### To do
Will you output the entries below exactly, skipping every image they contain?

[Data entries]
start
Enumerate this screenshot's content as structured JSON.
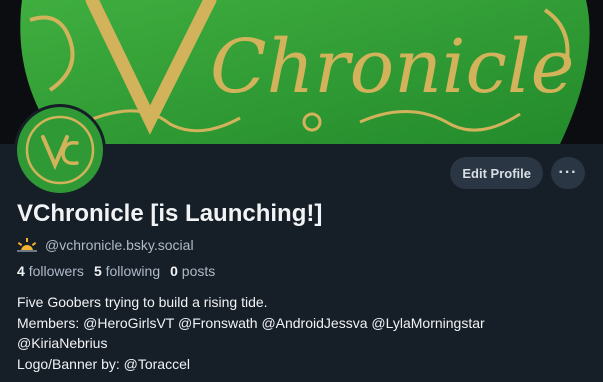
{
  "banner": {
    "logo_text": "VChronicle",
    "colors": {
      "green": "#2f9a35",
      "gold": "#d2b25a",
      "dark": "#0b0d10"
    }
  },
  "profile": {
    "display_name": "VChronicle [is Launching!]",
    "handle_icon": "sunrise-icon",
    "handle": "@vchronicle.bsky.social",
    "stats": [
      {
        "num": "4",
        "label": "followers"
      },
      {
        "num": "5",
        "label": "following"
      },
      {
        "num": "0",
        "label": "posts"
      }
    ],
    "bio_lines": [
      "Five Goobers trying to build a rising tide.",
      "Members: @HeroGirlsVT @Fronswath @AndroidJessva @LylaMorningstar",
      "@KiriaNebrius",
      "Logo/Banner by: @Toraccel"
    ]
  },
  "actions": {
    "edit_profile_label": "Edit Profile",
    "more_label": "···"
  }
}
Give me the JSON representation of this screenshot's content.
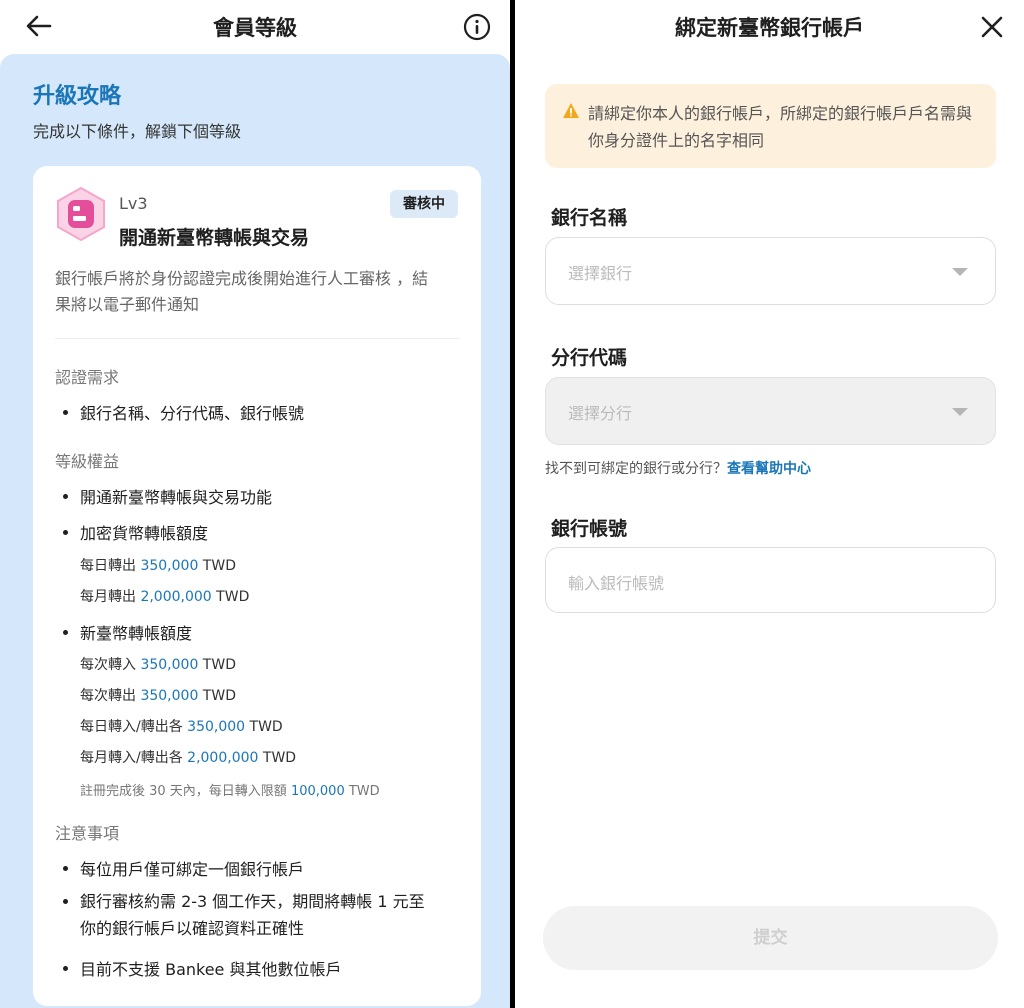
{
  "left_screen": {
    "header": {
      "title": "會員等級"
    },
    "guide": {
      "title": "升級攻略",
      "subtitle": "完成以下條件，解鎖下個等級"
    },
    "card": {
      "level": "Lv3",
      "title": "開通新臺幣轉帳與交易",
      "status": "審核中",
      "description": "銀行帳戶將於身份認證完成後開始進行人工審核 ，結果將以電子郵件通知",
      "requirements_heading": "認證需求",
      "requirements": [
        "銀行名稱、分行代碼、銀行帳號"
      ],
      "benefits_heading": "等級權益",
      "benefit_1": "開通新臺幣轉帳與交易功能",
      "benefit_2": "加密貨幣轉帳額度",
      "crypto_limits": [
        {
          "label": "每日轉出 ",
          "value": "350,000",
          "unit": " TWD"
        },
        {
          "label": "每月轉出 ",
          "value": "2,000,000",
          "unit": " TWD"
        }
      ],
      "benefit_3": "新臺幣轉帳額度",
      "twd_limits": [
        {
          "label": "每次轉入 ",
          "value": "350,000",
          "unit": " TWD"
        },
        {
          "label": "每次轉出 ",
          "value": "350,000",
          "unit": " TWD"
        },
        {
          "label": "每日轉入/轉出各 ",
          "value": "350,000",
          "unit": " TWD"
        },
        {
          "label": "每月轉入/轉出各 ",
          "value": "2,000,000",
          "unit": " TWD"
        }
      ],
      "new_user_note": {
        "label": "註冊完成後 30 天內，每日轉入限額 ",
        "value": "100,000",
        "unit": " TWD"
      },
      "notes_heading": "注意事項",
      "notes": [
        "每位用戶僅可綁定一個銀行帳戶",
        "銀行審核約需 2-3 個工作天，期間將轉帳 1 元至你的銀行帳戶以確認資料正確性",
        "目前不支援 Bankee 與其他數位帳戶"
      ]
    }
  },
  "right_screen": {
    "title": "綁定新臺幣銀行帳戶",
    "warning": "請綁定你本人的銀行帳戶，所綁定的銀行帳戶戶名需與你身分證件上的名字相同",
    "bank_name": {
      "label": "銀行名稱",
      "placeholder": "選擇銀行"
    },
    "branch_code": {
      "label": "分行代碼",
      "placeholder": "選擇分行"
    },
    "help": {
      "text": "找不到可綁定的銀行或分行？",
      "link": "查看幫助中心"
    },
    "account_number": {
      "label": "銀行帳號",
      "placeholder": "輸入銀行帳號"
    },
    "submit_label": "提交"
  },
  "colors": {
    "accent": "#1b76b8",
    "guide_background": "#d5e8fb",
    "warning_background": "#fdf0dd",
    "warning_icon": "#f0a81c",
    "level_badge": "#e44d9a"
  },
  "icons": [
    "back-arrow-icon",
    "info-icon",
    "level-badge-icon",
    "warning-icon",
    "close-icon",
    "chevron-down-icon"
  ]
}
end
### Task answer
Enumerate this screenshot's content as structured JSON.
{
  "banner": {
    "logo_text": "VChronicle",
    "colors": {
      "green": "#2f9a35",
      "gold": "#d2b25a",
      "dark": "#0b0d10"
    }
  },
  "profile": {
    "display_name": "VChronicle [is Launching!]",
    "handle_icon": "sunrise-icon",
    "handle": "@vchronicle.bsky.social",
    "stats": [
      {
        "num": "4",
        "label": "followers"
      },
      {
        "num": "5",
        "label": "following"
      },
      {
        "num": "0",
        "label": "posts"
      }
    ],
    "bio_lines": [
      "Five Goobers trying to build a rising tide.",
      "Members: @HeroGirlsVT @Fronswath @AndroidJessva @LylaMorningstar",
      "@KiriaNebrius",
      "Logo/Banner by: @Toraccel"
    ]
  },
  "actions": {
    "edit_profile_label": "Edit Profile",
    "more_label": "···"
  }
}
Give me the JSON representation of this screenshot's content.
{
  "left_screen": {
    "header": {
      "title": "會員等級"
    },
    "guide": {
      "title": "升級攻略",
      "subtitle": "完成以下條件，解鎖下個等級"
    },
    "card": {
      "level": "Lv3",
      "title": "開通新臺幣轉帳與交易",
      "status": "審核中",
      "description": "銀行帳戶將於身份認證完成後開始進行人工審核 ，結果將以電子郵件通知",
      "requirements_heading": "認證需求",
      "requirements": [
        "銀行名稱、分行代碼、銀行帳號"
      ],
      "benefits_heading": "等級權益",
      "benefit_1": "開通新臺幣轉帳與交易功能",
      "benefit_2": "加密貨幣轉帳額度",
      "crypto_limits": [
        {
          "label": "每日轉出 ",
          "value": "350,000",
          "unit": " TWD"
        },
        {
          "label": "每月轉出 ",
          "value": "2,000,000",
          "unit": " TWD"
        }
      ],
      "benefit_3": "新臺幣轉帳額度",
      "twd_limits": [
        {
          "label": "每次轉入 ",
          "value": "350,000",
          "unit": " TWD"
        },
        {
          "label": "每次轉出 ",
          "value": "350,000",
          "unit": " TWD"
        },
        {
          "label": "每日轉入/轉出各 ",
          "value": "350,000",
          "unit": " TWD"
        },
        {
          "label": "每月轉入/轉出各 ",
          "value": "2,000,000",
          "unit": " TWD"
        }
      ],
      "new_user_note": {
        "label": "註冊完成後 30 天內，每日轉入限額 ",
        "value": "100,000",
        "unit": " TWD"
      },
      "notes_heading": "注意事項",
      "notes": [
        "每位用戶僅可綁定一個銀行帳戶",
        "銀行審核約需 2-3 個工作天，期間將轉帳 1 元至你的銀行帳戶以確認資料正確性",
        "目前不支援 Bankee 與其他數位帳戶"
      ]
    }
  },
  "right_screen": {
    "title": "綁定新臺幣銀行帳戶",
    "warning": "請綁定你本人的銀行帳戶，所綁定的銀行帳戶戶名需與你身分證件上的名字相同",
    "bank_name": {
      "label": "銀行名稱",
      "placeholder": "選擇銀行"
    },
    "branch_code": {
      "label": "分行代碼",
      "placeholder": "選擇分行"
    },
    "help": {
      "text": "找不到可綁定的銀行或分行？",
      "link": "查看幫助中心"
    },
    "account_number": {
      "label": "銀行帳號",
      "placeholder": "輸入銀行帳號"
    },
    "submit_label": "提交"
  },
  "colors": {
    "accent": "#1b76b8",
    "guide_background": "#d5e8fb",
    "warning_background": "#fdf0dd",
    "warning_icon": "#f0a81c",
    "level_badge": "#e44d9a"
  },
  "icons": [
    "back-arrow-icon",
    "info-icon",
    "level-badge-icon",
    "warning-icon",
    "close-icon",
    "chevron-down-icon"
  ]
}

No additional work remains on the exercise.